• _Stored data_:

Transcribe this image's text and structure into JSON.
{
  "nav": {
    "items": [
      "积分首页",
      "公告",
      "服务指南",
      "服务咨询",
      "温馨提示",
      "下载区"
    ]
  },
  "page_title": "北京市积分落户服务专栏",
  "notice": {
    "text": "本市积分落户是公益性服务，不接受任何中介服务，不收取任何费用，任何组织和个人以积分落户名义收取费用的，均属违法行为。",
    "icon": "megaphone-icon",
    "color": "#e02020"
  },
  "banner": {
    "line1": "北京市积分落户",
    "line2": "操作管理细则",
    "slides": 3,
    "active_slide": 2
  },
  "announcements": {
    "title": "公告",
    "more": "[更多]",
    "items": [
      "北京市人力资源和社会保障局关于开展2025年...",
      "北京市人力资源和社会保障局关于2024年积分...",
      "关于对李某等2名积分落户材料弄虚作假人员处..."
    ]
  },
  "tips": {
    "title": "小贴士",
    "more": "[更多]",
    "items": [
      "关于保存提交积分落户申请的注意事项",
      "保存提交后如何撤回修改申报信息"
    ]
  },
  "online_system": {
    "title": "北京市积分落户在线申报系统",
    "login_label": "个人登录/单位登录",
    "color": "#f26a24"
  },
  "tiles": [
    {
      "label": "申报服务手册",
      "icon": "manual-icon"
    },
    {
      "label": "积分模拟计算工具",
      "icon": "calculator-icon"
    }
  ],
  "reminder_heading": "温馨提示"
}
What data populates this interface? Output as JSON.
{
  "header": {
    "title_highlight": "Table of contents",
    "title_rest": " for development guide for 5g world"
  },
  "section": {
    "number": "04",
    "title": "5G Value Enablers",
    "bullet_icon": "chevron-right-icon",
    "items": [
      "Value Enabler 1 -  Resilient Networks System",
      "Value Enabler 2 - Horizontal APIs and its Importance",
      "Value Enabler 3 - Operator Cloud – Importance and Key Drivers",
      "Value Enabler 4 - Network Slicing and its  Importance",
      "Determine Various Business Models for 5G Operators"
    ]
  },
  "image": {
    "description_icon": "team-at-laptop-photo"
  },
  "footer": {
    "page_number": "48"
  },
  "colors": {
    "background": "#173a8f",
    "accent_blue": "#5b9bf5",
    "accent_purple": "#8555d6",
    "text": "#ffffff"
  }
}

• _WHAT IS ASKED_:
Reproduce each entry exactly, leaving out nothing.

• _RESPONSE BELOW_:
Transcribe this image's text and structure into JSON.
{
  "nav": {
    "items": [
      "积分首页",
      "公告",
      "服务指南",
      "服务咨询",
      "温馨提示",
      "下载区"
    ]
  },
  "page_title": "北京市积分落户服务专栏",
  "notice": {
    "text": "本市积分落户是公益性服务，不接受任何中介服务，不收取任何费用，任何组织和个人以积分落户名义收取费用的，均属违法行为。",
    "icon": "megaphone-icon",
    "color": "#e02020"
  },
  "banner": {
    "line1": "北京市积分落户",
    "line2": "操作管理细则",
    "slides": 3,
    "active_slide": 2
  },
  "announcements": {
    "title": "公告",
    "more": "[更多]",
    "items": [
      "北京市人力资源和社会保障局关于开展2025年...",
      "北京市人力资源和社会保障局关于2024年积分...",
      "关于对李某等2名积分落户材料弄虚作假人员处..."
    ]
  },
  "tips": {
    "title": "小贴士",
    "more": "[更多]",
    "items": [
      "关于保存提交积分落户申请的注意事项",
      "保存提交后如何撤回修改申报信息"
    ]
  },
  "online_system": {
    "title": "北京市积分落户在线申报系统",
    "login_label": "个人登录/单位登录",
    "color": "#f26a24"
  },
  "tiles": [
    {
      "label": "申报服务手册",
      "icon": "manual-icon"
    },
    {
      "label": "积分模拟计算工具",
      "icon": "calculator-icon"
    }
  ],
  "reminder_heading": "温馨提示"
}
What data populates this interface? Output as JSON.
{
  "header": {
    "title_highlight": "Table of contents",
    "title_rest": " for development guide for 5g world"
  },
  "section": {
    "number": "04",
    "title": "5G Value Enablers",
    "bullet_icon": "chevron-right-icon",
    "items": [
      "Value Enabler 1 -  Resilient Networks System",
      "Value Enabler 2 - Horizontal APIs and its Importance",
      "Value Enabler 3 - Operator Cloud – Importance and Key Drivers",
      "Value Enabler 4 - Network Slicing and its  Importance",
      "Determine Various Business Models for 5G Operators"
    ]
  },
  "image": {
    "description_icon": "team-at-laptop-photo"
  },
  "footer": {
    "page_number": "48"
  },
  "colors": {
    "background": "#173a8f",
    "accent_blue": "#5b9bf5",
    "accent_purple": "#8555d6",
    "text": "#ffffff"
  }
}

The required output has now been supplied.